Items from a data source
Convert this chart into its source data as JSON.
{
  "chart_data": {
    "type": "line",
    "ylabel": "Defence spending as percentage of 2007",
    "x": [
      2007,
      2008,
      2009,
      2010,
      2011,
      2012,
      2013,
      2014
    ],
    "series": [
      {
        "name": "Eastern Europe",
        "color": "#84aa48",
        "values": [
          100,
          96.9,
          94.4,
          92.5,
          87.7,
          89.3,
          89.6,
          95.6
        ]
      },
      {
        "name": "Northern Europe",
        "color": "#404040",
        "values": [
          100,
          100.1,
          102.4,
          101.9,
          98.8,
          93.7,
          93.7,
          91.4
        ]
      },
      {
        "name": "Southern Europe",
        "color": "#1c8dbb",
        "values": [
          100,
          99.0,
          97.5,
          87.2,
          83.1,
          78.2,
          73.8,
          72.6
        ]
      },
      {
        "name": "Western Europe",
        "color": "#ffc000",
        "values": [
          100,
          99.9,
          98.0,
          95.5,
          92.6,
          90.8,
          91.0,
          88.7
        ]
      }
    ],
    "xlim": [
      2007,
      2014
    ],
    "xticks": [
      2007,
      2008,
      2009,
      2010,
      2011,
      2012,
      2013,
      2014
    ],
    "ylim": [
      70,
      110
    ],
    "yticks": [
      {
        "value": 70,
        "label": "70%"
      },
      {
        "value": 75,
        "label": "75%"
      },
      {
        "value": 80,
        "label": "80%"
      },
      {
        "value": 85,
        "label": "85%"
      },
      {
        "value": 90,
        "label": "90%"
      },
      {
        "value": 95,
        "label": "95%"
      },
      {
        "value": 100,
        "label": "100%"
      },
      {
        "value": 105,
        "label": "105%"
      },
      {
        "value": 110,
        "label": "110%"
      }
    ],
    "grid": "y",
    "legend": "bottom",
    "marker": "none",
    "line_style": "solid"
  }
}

## Objective:
Select and copy every line of the material that holds the string "color".

## The response:
        "color": "#84aa48",
        "color": "#404040",
        "color": "#1c8dbb",
        "color": "#ffc000",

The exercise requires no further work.